**Written problem**
Retype the records that come next, word for word.

**Records provided**
— begin —

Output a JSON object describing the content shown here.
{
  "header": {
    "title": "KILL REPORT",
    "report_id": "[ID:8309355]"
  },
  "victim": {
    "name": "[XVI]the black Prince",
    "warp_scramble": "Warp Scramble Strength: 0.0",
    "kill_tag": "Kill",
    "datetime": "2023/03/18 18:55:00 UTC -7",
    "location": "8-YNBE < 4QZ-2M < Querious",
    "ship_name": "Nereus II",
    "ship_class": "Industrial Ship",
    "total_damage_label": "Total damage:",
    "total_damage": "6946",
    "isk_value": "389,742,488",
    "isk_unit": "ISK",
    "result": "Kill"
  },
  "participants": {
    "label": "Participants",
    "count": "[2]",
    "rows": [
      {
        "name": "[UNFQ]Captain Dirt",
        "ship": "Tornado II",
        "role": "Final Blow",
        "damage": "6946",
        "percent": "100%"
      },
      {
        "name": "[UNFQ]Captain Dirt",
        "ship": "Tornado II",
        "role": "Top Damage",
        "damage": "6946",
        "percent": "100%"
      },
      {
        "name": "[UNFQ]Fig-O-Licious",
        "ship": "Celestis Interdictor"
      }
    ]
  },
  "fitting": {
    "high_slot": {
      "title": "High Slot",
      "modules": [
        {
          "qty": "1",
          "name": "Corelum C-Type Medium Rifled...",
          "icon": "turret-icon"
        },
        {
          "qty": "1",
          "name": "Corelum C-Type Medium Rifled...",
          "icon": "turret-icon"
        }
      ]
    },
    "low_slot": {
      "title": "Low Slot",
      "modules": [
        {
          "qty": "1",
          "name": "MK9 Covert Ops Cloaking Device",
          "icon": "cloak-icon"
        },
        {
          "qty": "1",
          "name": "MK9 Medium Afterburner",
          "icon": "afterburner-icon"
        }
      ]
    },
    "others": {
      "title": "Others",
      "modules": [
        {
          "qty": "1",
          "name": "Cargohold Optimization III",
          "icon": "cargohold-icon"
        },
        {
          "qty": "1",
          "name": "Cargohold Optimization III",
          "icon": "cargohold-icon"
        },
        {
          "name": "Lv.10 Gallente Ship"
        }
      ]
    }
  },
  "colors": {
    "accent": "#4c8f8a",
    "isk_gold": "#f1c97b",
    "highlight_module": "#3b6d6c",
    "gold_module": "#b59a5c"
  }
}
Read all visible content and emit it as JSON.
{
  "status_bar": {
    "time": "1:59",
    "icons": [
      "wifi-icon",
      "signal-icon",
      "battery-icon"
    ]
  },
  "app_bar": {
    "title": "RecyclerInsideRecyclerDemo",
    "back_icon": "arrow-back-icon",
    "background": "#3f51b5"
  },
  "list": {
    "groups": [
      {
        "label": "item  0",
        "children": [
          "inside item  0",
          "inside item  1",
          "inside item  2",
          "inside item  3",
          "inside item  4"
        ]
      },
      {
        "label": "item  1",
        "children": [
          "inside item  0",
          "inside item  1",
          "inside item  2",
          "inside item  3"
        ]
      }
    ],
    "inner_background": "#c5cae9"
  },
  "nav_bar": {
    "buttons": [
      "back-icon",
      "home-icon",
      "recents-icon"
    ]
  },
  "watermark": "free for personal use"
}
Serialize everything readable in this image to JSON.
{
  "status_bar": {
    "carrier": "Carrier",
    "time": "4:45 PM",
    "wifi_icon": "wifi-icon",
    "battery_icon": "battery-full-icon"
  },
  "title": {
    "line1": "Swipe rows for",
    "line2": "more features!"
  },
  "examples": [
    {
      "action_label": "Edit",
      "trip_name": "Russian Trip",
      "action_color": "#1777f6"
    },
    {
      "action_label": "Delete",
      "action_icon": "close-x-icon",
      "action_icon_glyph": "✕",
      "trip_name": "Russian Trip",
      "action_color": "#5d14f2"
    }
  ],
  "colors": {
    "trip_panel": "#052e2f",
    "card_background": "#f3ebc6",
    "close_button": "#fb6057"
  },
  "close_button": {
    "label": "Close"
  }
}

— end —

**Answer to the problem**
Output a JSON object describing the content shown here.
{
  "header": {
    "title": "KILL REPORT",
    "report_id": "[ID:8309355]"
  },
  "victim": {
    "name": "[XVI]the black Prince",
    "warp_scramble": "Warp Scramble Strength: 0.0",
    "kill_tag": "Kill",
    "datetime": "2023/03/18 18:55:00 UTC -7",
    "location": "8-YNBE < 4QZ-2M < Querious",
    "ship_name": "Nereus II",
    "ship_class": "Industrial Ship",
    "total_damage_label": "Total damage:",
    "total_damage": "6946",
    "isk_value": "389,742,488",
    "isk_unit": "ISK",
    "result": "Kill"
  },
  "participants": {
    "label": "Participants",
    "count": "[2]",
    "rows": [
      {
        "name": "[UNFQ]Captain Dirt",
        "ship": "Tornado II",
        "role": "Final Blow",
        "damage": "6946",
        "percent": "100%"
      },
      {
        "name": "[UNFQ]Captain Dirt",
        "ship": "Tornado II",
        "role": "Top Damage",
        "damage": "6946",
        "percent": "100%"
      },
      {
        "name": "[UNFQ]Fig-O-Licious",
        "ship": "Celestis Interdictor"
      }
    ]
  },
  "fitting": {
    "high_slot": {
      "title": "High Slot",
      "modules": [
        {
          "qty": "1",
          "name": "Corelum C-Type Medium Rifled...",
          "icon": "turret-icon"
        },
        {
          "qty": "1",
          "name": "Corelum C-Type Medium Rifled...",
          "icon": "turret-icon"
        }
      ]
    },
    "low_slot": {
      "title": "Low Slot",
      "modules": [
        {
          "qty": "1",
          "name": "MK9 Covert Ops Cloaking Device",
          "icon": "cloak-icon"
        },
        {
          "qty": "1",
          "name": "MK9 Medium Afterburner",
          "icon": "afterburner-icon"
        }
      ]
    },
    "others": {
      "title": "Others",
      "modules": [
        {
          "qty": "1",
          "name": "Cargohold Optimization III",
          "icon": "cargohold-icon"
        },
        {
          "qty": "1",
          "name": "Cargohold Optimization III",
          "icon": "cargohold-icon"
        },
        {
          "name": "Lv.10 Gallente Ship"
        }
      ]
    }
  },
  "colors": {
    "accent": "#4c8f8a",
    "isk_gold": "#f1c97b",
    "highlight_module": "#3b6d6c",
    "gold_module": "#b59a5c"
  }
}
Read all visible content and emit it as JSON.
{
  "status_bar": {
    "time": "1:59",
    "icons": [
      "wifi-icon",
      "signal-icon",
      "battery-icon"
    ]
  },
  "app_bar": {
    "title": "RecyclerInsideRecyclerDemo",
    "back_icon": "arrow-back-icon",
    "background": "#3f51b5"
  },
  "list": {
    "groups": [
      {
        "label": "item  0",
        "children": [
          "inside item  0",
          "inside item  1",
          "inside item  2",
          "inside item  3",
          "inside item  4"
        ]
      },
      {
        "label": "item  1",
        "children": [
          "inside item  0",
          "inside item  1",
          "inside item  2",
          "inside item  3"
        ]
      }
    ],
    "inner_background": "#c5cae9"
  },
  "nav_bar": {
    "buttons": [
      "back-icon",
      "home-icon",
      "recents-icon"
    ]
  },
  "watermark": "free for personal use"
}
Serialize everything readable in this image to JSON.
{
  "status_bar": {
    "carrier": "Carrier",
    "time": "4:45 PM",
    "wifi_icon": "wifi-icon",
    "battery_icon": "battery-full-icon"
  },
  "title": {
    "line1": "Swipe rows for",
    "line2": "more features!"
  },
  "examples": [
    {
      "action_label": "Edit",
      "trip_name": "Russian Trip",
      "action_color": "#1777f6"
    },
    {
      "action_label": "Delete",
      "action_icon": "close-x-icon",
      "action_icon_glyph": "✕",
      "trip_name": "Russian Trip",
      "action_color": "#5d14f2"
    }
  ],
  "colors": {
    "trip_panel": "#052e2f",
    "card_background": "#f3ebc6",
    "close_button": "#fb6057"
  },
  "close_button": {
    "label": "Close"
  }
}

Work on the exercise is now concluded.